+++ Input material +++
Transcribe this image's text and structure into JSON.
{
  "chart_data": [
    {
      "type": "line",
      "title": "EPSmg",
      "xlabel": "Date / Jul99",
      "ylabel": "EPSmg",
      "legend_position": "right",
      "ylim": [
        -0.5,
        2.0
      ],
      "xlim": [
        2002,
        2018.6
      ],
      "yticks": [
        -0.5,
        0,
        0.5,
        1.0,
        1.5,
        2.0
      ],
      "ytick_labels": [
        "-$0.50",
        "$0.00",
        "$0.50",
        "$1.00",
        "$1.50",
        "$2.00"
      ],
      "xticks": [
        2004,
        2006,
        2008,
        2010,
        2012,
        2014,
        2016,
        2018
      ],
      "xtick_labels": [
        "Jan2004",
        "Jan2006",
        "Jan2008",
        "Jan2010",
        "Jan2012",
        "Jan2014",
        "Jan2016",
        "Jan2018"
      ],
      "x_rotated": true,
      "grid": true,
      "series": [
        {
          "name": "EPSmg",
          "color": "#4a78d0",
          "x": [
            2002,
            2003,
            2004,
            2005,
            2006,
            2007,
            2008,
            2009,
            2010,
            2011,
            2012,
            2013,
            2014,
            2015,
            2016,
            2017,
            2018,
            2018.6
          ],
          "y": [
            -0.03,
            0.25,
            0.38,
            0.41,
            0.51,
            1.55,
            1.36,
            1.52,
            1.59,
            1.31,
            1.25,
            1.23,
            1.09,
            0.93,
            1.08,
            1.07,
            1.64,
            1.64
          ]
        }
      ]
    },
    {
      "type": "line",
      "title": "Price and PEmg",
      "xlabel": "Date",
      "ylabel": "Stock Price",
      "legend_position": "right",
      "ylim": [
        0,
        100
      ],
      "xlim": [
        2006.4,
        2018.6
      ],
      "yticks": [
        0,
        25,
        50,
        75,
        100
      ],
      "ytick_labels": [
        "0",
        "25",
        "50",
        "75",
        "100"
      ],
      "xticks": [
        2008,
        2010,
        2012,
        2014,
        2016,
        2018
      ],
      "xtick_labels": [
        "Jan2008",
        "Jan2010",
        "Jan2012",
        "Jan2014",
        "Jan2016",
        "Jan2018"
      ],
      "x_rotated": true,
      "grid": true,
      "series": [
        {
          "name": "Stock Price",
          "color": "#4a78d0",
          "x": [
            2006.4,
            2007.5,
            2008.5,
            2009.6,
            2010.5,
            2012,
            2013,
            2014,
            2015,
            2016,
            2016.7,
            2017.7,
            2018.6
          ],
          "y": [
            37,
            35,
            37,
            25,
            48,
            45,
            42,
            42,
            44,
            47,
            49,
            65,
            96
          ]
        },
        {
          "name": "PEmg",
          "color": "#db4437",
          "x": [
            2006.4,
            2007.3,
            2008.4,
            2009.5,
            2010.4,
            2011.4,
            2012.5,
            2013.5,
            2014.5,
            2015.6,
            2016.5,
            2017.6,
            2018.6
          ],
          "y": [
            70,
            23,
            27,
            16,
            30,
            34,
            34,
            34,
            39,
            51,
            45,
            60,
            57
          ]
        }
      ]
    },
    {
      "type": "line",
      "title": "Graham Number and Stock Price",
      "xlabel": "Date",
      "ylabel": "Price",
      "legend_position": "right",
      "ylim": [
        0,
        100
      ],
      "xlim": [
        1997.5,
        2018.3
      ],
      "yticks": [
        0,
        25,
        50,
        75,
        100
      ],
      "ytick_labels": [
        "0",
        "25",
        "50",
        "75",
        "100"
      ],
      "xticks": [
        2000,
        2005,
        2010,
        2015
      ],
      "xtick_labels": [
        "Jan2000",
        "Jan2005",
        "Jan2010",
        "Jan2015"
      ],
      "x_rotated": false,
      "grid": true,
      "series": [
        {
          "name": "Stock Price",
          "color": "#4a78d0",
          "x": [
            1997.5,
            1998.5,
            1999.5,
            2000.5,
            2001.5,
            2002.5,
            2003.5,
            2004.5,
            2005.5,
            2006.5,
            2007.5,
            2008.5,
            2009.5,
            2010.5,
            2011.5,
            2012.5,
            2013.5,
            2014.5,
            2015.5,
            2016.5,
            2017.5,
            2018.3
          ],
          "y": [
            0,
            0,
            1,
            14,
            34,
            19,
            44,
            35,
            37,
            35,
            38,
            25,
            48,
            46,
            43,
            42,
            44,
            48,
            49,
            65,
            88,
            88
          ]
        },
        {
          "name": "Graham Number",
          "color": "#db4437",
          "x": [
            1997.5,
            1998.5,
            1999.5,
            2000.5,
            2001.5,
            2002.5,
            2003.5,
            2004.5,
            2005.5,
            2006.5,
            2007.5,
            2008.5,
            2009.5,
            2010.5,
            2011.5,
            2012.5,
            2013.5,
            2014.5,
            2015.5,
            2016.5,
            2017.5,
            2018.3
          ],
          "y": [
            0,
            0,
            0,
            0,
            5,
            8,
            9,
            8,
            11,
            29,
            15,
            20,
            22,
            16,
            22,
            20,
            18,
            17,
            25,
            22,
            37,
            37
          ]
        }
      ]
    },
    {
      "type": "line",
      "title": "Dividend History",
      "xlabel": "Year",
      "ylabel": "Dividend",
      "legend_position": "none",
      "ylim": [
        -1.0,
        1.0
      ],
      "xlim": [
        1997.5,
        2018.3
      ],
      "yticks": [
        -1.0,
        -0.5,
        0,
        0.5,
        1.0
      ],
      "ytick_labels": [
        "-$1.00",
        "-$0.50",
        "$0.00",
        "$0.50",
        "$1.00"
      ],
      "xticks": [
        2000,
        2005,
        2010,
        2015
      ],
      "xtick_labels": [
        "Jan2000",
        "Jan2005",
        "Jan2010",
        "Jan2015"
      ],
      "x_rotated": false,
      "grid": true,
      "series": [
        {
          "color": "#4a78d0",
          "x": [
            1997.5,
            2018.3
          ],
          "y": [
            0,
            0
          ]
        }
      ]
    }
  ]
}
+++
--- What to work on ---
Filter the entries and copy out every line with the word "EPSmg".

--- Result of this task ---
      "title": "EPSmg",
      "ylabel": "EPSmg",
          "name": "EPSmg",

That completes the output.